» EXERCISE
Give the number of lines that include the word "China", and nothing else.

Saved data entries
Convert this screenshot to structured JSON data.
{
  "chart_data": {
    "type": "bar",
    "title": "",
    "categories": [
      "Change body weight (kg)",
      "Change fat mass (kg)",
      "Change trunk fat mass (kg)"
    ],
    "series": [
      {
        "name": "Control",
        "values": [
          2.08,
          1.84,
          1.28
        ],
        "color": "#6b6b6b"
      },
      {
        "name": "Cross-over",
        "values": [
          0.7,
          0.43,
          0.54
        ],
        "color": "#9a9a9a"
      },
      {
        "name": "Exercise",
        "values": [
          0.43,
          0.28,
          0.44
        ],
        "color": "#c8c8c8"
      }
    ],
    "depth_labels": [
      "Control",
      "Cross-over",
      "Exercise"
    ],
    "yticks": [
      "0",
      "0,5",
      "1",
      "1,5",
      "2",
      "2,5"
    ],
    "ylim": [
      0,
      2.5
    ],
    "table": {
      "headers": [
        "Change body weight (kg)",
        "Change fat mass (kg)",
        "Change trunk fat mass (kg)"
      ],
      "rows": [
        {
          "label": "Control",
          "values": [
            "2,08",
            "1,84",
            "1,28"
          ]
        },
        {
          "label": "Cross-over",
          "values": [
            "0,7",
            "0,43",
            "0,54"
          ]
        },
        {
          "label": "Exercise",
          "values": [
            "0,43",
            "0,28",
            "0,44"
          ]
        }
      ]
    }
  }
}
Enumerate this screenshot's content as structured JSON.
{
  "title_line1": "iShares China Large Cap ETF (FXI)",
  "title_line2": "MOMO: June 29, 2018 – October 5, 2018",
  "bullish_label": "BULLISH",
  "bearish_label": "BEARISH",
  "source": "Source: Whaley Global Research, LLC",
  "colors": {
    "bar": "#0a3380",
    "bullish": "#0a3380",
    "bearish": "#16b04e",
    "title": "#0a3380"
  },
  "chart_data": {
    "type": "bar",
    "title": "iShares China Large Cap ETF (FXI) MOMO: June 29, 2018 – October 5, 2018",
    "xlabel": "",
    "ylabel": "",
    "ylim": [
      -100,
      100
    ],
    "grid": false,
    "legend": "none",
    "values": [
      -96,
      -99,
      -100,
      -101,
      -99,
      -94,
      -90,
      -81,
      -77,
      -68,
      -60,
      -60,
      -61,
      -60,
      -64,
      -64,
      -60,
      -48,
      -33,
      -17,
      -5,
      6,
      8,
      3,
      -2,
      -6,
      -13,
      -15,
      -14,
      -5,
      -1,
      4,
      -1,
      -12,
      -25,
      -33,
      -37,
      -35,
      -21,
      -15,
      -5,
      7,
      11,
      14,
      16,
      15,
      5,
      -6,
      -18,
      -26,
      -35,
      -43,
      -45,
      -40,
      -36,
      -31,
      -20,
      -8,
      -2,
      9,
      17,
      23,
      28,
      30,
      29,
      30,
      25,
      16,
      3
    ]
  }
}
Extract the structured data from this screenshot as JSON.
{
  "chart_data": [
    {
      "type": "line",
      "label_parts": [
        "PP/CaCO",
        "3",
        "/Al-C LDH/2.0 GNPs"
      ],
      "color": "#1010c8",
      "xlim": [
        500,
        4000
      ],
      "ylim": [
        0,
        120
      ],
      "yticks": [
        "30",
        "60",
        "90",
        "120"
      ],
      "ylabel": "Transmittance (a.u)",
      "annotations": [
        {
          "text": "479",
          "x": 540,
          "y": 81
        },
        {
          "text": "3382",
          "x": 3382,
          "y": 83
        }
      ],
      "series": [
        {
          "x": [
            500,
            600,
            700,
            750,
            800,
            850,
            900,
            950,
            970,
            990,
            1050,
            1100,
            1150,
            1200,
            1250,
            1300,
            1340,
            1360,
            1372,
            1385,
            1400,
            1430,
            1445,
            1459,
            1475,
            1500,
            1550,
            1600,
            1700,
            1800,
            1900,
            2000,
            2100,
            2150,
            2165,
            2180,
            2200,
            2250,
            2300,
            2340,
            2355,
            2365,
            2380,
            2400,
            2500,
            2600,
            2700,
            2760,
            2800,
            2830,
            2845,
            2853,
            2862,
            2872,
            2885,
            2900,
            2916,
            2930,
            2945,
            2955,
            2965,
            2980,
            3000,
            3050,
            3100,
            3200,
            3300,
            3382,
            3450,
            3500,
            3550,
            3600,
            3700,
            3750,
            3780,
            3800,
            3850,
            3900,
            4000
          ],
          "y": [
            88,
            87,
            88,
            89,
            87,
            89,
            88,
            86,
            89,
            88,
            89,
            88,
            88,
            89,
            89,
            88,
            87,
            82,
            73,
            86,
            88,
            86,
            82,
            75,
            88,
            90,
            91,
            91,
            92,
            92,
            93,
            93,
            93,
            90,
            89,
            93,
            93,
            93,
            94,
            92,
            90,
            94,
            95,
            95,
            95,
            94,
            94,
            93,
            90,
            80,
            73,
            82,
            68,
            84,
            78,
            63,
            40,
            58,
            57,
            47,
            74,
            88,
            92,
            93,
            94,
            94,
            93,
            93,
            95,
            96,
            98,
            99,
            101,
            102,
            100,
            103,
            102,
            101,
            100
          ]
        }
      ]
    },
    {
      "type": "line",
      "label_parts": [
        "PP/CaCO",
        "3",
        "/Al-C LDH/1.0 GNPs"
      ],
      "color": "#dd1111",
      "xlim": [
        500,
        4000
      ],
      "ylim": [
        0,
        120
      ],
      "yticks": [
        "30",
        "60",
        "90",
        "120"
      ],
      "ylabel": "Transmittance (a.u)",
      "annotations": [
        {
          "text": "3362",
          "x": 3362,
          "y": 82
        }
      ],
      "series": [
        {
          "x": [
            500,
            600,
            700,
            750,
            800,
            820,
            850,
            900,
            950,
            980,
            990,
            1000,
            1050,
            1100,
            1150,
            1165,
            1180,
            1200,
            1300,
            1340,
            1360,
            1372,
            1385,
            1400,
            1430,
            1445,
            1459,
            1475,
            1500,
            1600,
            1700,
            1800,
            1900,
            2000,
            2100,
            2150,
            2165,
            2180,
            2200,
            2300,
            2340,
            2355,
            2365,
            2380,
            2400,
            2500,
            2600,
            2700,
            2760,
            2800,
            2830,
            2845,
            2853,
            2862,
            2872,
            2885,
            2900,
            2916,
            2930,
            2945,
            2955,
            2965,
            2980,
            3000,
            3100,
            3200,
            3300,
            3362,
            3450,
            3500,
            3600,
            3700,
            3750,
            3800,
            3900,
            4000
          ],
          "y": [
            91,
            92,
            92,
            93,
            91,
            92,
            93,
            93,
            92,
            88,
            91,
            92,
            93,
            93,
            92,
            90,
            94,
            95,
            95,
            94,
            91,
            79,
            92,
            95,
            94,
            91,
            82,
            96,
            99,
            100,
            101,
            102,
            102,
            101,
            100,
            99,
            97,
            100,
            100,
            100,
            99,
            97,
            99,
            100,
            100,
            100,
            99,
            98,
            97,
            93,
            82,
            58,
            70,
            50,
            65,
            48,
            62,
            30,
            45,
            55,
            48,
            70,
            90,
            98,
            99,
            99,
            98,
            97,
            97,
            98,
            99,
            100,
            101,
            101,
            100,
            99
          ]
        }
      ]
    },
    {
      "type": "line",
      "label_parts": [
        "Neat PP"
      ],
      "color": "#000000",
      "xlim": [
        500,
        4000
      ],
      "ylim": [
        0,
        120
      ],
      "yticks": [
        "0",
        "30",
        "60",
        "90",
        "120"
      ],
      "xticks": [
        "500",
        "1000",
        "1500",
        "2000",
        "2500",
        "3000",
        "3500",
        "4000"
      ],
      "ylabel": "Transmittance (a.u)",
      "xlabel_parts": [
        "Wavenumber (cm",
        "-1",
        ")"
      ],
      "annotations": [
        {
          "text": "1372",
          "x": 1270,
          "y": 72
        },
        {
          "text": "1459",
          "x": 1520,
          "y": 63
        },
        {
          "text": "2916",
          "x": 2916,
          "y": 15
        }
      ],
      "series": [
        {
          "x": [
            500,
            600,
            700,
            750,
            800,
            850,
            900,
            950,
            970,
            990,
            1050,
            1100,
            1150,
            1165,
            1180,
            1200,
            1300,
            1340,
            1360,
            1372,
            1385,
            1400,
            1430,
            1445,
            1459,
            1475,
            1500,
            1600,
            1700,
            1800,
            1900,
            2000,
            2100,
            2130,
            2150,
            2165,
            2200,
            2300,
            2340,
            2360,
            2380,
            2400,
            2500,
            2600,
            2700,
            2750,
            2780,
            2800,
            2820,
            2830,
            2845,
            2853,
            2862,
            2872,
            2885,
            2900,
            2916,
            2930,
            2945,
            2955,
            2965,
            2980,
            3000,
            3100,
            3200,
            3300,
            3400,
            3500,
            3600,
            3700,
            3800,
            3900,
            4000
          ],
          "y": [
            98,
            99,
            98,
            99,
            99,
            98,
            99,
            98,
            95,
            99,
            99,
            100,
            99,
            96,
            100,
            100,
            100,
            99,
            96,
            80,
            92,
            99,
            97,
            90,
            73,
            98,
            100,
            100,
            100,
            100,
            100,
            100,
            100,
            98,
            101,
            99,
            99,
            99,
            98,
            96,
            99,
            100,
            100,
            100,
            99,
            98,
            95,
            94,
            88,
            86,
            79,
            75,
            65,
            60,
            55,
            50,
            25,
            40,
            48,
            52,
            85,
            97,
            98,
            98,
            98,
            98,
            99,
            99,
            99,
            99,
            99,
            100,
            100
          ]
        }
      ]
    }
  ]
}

» THE ANSWER
2